### Goal of the exercise
Write out every entry precisely as given, leaving the pictures out.

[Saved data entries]
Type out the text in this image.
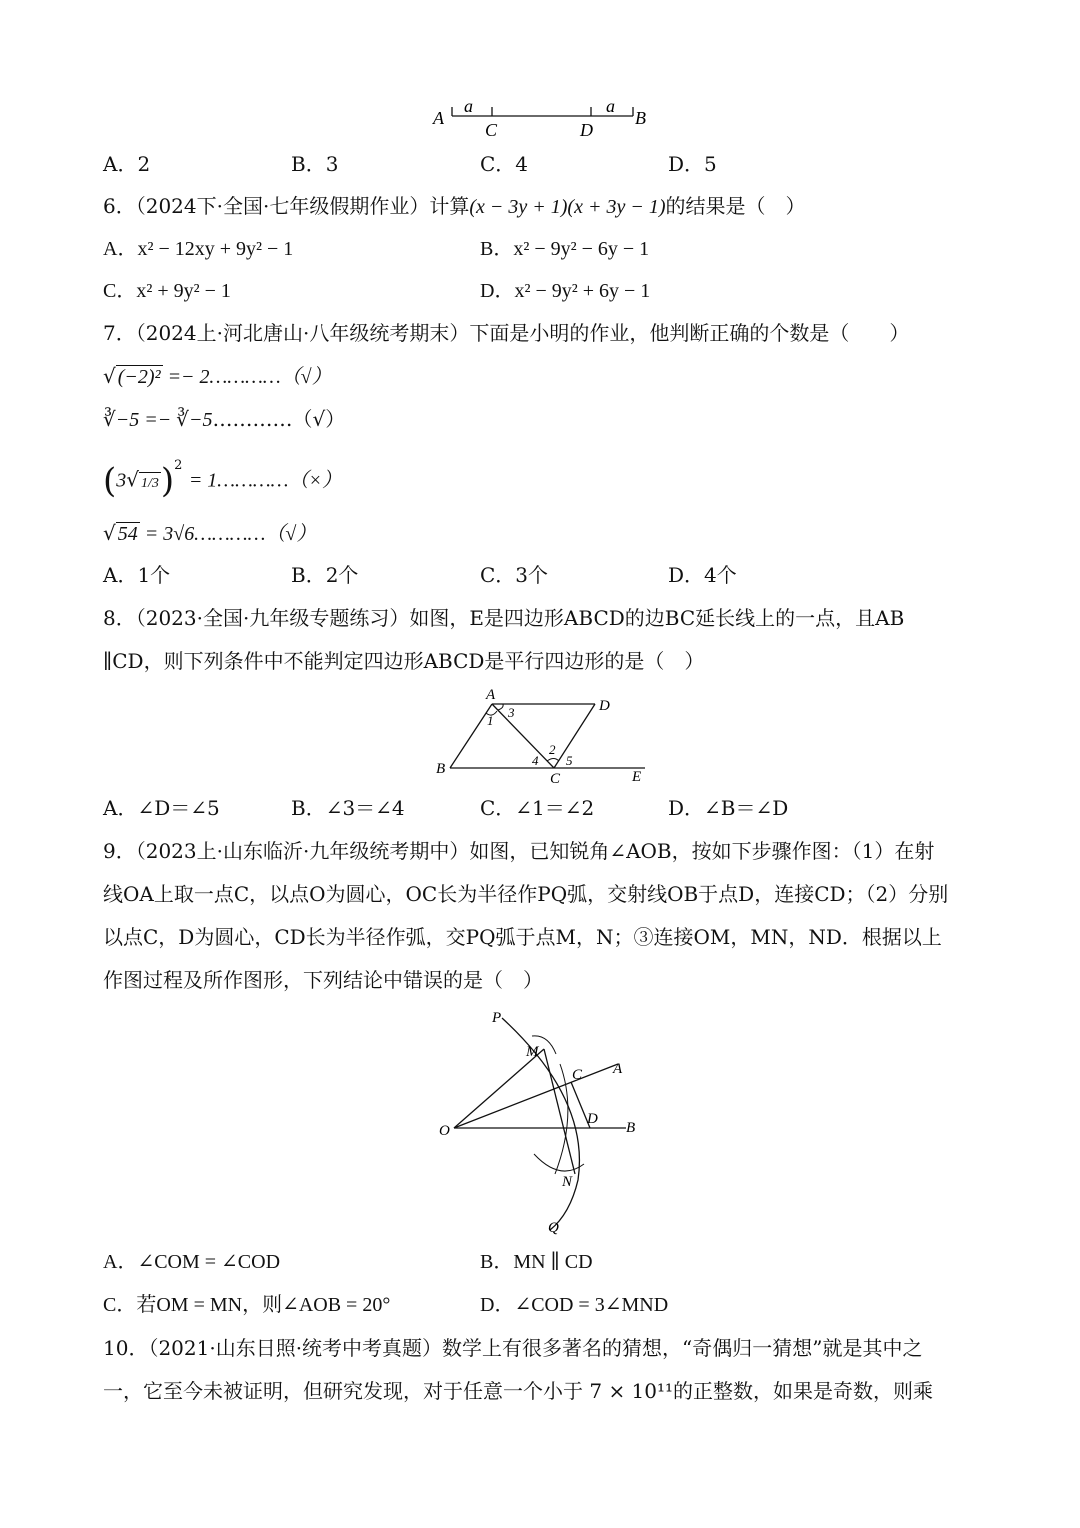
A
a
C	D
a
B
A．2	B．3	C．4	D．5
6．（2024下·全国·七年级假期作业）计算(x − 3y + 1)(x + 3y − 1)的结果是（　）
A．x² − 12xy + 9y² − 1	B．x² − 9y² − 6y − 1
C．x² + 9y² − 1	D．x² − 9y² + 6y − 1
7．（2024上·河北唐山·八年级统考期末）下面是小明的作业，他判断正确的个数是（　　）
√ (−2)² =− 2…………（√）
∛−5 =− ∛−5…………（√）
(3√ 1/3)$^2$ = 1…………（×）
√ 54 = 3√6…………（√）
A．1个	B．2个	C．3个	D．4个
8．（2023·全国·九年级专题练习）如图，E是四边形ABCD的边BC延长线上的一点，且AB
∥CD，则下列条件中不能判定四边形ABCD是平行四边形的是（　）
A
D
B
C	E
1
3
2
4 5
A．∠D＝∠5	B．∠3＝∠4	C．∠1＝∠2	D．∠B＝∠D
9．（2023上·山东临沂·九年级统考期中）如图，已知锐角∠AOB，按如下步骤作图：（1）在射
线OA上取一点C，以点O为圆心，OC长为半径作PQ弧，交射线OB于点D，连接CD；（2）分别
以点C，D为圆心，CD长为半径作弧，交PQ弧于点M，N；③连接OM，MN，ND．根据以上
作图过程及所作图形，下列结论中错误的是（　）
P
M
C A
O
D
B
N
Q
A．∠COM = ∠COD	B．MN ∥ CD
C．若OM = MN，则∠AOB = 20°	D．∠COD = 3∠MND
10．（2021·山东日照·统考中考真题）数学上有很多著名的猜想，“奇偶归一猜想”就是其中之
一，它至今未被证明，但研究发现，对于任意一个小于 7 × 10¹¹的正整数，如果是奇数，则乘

### Completed exercise
Type out the text in this image.
A
a
C	D
a
B
A．2	B．3	C．4	D．5
6．（2024下·全国·七年级假期作业）计算(x − 3y + 1)(x + 3y − 1)的结果是（　）
A．x² − 12xy + 9y² − 1	B．x² − 9y² − 6y − 1
C．x² + 9y² − 1	D．x² − 9y² + 6y − 1
7．（2024上·河北唐山·八年级统考期末）下面是小明的作业，他判断正确的个数是（　　）
√ (−2)² =− 2…………（√）
∛−5 =− ∛−5…………（√）
(3√ 1/3)$^2$ = 1…………（×）
√ 54 = 3√6…………（√）
A．1个	B．2个	C．3个	D．4个
8．（2023·全国·九年级专题练习）如图，E是四边形ABCD的边BC延长线上的一点，且AB
∥CD，则下列条件中不能判定四边形ABCD是平行四边形的是（　）
A
D
B
C	E
1
3
2
4 5
A．∠D＝∠5	B．∠3＝∠4	C．∠1＝∠2	D．∠B＝∠D
9．（2023上·山东临沂·九年级统考期中）如图，已知锐角∠AOB，按如下步骤作图：（1）在射
线OA上取一点C，以点O为圆心，OC长为半径作PQ弧，交射线OB于点D，连接CD；（2）分别
以点C，D为圆心，CD长为半径作弧，交PQ弧于点M，N；③连接OM，MN，ND．根据以上
作图过程及所作图形，下列结论中错误的是（　）
P
M
C A
O
D
B
N
Q
A．∠COM = ∠COD	B．MN ∥ CD
C．若OM = MN，则∠AOB = 20°	D．∠COD = 3∠MND
10．（2021·山东日照·统考中考真题）数学上有很多著名的猜想，“奇偶归一猜想”就是其中之
一，它至今未被证明，但研究发现，对于任意一个小于 7 × 10¹¹的正整数，如果是奇数，则乘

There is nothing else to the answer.